Return the items below verbatim, starting with their first line and going on through the line containing "129, 501, 139]", with both of those lines included.

════════

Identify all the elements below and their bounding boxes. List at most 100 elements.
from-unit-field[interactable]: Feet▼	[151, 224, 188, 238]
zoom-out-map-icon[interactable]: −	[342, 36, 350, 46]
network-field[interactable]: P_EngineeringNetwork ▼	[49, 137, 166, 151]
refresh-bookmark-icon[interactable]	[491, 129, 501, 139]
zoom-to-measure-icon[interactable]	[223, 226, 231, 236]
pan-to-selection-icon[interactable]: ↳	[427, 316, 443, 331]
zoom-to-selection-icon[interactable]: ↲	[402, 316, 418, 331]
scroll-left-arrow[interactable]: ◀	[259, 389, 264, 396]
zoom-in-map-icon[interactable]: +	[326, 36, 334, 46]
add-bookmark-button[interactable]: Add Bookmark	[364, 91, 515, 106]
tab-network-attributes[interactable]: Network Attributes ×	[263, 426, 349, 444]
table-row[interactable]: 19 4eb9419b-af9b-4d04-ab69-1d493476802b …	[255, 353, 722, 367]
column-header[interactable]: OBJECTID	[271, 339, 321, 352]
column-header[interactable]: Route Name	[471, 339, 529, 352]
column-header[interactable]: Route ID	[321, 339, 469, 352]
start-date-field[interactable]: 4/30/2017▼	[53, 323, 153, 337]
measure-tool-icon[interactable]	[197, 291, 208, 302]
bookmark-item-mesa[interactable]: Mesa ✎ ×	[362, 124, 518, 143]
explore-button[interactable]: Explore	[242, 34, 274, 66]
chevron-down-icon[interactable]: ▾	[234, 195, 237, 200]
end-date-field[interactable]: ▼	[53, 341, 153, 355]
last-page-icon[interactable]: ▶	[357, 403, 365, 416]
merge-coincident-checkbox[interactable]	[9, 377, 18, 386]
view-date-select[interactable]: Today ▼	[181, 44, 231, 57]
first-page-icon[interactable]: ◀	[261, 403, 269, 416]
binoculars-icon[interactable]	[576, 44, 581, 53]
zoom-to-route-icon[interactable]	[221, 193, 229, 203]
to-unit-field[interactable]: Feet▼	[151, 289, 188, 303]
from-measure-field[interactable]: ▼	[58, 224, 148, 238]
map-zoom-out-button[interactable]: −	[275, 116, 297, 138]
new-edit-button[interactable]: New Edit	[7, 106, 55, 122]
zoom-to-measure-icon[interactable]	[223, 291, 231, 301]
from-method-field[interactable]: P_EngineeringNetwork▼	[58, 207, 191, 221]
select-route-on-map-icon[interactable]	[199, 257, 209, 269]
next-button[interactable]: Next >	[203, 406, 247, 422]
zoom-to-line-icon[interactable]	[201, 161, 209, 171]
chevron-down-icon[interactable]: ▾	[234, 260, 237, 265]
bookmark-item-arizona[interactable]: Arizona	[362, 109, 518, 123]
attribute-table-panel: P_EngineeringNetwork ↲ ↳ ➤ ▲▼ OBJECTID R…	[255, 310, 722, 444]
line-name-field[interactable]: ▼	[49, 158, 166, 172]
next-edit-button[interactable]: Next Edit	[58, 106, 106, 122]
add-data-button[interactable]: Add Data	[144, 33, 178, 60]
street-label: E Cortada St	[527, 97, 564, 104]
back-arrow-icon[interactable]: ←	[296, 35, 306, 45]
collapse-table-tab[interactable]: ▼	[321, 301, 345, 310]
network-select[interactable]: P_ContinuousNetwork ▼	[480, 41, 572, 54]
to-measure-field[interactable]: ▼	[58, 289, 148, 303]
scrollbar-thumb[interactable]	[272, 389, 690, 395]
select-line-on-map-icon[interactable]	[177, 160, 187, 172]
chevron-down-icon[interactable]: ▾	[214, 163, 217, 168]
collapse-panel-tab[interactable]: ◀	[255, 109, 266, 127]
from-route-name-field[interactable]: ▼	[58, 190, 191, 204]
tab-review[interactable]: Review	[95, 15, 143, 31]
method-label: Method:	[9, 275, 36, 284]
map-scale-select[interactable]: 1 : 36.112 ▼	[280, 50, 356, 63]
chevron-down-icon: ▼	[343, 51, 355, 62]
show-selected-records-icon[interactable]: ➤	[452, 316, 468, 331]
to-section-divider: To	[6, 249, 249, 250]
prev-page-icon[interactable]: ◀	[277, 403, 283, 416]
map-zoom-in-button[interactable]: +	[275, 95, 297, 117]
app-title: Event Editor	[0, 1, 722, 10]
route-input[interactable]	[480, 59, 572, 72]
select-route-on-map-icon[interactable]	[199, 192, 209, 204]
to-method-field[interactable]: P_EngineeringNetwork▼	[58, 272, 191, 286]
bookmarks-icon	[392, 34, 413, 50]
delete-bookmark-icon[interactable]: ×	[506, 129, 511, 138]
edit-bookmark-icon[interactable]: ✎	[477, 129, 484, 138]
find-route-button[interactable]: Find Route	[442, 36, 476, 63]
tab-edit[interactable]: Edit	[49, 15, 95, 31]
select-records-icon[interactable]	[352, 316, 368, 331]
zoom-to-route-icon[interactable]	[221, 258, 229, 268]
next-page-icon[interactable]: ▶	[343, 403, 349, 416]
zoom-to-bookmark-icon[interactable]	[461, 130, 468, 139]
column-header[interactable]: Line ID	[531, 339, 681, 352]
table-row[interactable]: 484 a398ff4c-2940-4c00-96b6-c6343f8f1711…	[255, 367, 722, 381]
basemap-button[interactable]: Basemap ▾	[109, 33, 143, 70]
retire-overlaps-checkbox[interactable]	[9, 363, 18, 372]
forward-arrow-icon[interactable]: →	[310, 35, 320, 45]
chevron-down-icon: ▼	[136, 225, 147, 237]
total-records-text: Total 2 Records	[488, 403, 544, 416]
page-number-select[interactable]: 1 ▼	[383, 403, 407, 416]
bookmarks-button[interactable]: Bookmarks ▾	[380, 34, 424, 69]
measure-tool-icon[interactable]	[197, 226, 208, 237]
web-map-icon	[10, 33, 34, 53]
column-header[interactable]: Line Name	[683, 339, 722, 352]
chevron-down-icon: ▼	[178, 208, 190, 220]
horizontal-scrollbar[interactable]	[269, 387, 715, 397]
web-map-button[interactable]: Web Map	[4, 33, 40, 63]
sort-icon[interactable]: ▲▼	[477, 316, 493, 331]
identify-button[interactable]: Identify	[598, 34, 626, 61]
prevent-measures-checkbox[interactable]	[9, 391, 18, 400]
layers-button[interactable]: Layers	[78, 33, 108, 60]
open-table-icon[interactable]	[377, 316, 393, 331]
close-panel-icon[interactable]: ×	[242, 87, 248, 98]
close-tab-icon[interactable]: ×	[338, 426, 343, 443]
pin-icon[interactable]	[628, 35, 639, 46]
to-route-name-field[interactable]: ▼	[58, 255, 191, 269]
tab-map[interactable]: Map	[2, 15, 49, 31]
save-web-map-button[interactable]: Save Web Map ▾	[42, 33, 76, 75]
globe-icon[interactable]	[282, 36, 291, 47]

════════

Task output:
Identify all the elements below and their bounding boxes. List at most 100 elements.
from-unit-field[interactable]: Feet▼	[151, 224, 188, 238]
zoom-out-map-icon[interactable]: −	[342, 36, 350, 46]
network-field[interactable]: P_EngineeringNetwork ▼	[49, 137, 166, 151]
refresh-bookmark-icon[interactable]	[491, 129, 501, 139]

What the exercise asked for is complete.